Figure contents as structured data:
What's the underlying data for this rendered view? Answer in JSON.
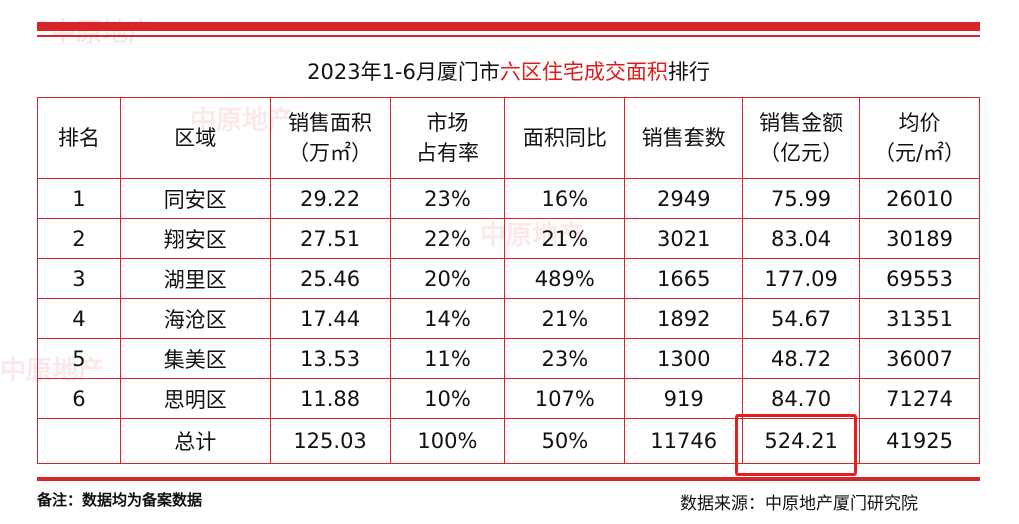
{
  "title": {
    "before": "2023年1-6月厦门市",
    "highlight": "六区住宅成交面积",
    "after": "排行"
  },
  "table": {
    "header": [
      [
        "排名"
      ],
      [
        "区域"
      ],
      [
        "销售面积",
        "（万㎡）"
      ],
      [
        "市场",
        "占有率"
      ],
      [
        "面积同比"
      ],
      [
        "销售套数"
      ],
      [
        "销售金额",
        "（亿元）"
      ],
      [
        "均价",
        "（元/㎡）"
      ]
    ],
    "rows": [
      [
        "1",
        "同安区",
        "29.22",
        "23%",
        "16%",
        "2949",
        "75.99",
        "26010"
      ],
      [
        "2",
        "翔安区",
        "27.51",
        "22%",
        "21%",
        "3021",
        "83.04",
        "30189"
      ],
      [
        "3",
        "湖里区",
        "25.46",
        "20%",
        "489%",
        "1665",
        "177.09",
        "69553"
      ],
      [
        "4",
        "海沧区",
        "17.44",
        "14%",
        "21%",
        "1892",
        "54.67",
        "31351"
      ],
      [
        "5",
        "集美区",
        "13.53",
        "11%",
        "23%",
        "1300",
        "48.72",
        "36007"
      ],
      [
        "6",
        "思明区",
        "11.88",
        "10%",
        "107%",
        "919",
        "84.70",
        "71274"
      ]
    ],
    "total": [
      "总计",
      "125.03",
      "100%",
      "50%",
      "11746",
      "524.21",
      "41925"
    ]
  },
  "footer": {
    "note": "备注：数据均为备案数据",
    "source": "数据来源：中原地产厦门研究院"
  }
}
==
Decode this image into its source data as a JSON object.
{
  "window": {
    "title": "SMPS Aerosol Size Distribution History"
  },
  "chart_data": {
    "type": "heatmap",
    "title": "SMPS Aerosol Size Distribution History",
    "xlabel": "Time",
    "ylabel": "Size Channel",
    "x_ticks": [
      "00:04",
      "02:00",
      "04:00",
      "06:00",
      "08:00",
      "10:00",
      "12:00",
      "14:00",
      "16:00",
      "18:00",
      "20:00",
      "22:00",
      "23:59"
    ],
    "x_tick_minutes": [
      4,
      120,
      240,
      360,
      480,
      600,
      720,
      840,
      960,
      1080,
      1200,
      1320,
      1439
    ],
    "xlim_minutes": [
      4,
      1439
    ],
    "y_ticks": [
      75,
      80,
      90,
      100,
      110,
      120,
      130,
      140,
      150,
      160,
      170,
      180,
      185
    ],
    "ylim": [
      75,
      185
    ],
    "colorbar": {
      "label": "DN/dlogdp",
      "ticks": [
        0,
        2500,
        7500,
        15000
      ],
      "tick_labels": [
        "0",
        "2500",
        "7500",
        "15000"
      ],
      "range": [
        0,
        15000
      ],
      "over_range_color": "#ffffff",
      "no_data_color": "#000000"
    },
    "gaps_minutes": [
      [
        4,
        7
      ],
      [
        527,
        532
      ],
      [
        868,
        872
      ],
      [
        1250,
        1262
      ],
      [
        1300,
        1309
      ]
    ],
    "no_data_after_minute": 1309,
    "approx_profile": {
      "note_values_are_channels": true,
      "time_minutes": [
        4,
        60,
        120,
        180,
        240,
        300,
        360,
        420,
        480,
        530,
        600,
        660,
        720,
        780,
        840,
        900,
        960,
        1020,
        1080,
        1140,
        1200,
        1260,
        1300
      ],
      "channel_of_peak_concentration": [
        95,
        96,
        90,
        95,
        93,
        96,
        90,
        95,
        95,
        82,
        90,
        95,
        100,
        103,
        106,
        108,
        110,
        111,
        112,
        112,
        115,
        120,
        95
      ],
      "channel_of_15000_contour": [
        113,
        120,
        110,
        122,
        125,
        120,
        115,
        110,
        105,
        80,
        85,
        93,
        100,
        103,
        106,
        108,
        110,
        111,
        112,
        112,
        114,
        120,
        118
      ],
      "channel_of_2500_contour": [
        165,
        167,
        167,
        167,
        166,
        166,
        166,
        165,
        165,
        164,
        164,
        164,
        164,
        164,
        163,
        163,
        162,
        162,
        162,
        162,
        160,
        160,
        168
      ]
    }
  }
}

TASK GOAL
Above are the records; copy every line in them that holds the word "History".

OUTPUT FOR THIS TASK
    "title": "SMPS Aerosol Size Distribution History"
    "title": "SMPS Aerosol Size Distribution History",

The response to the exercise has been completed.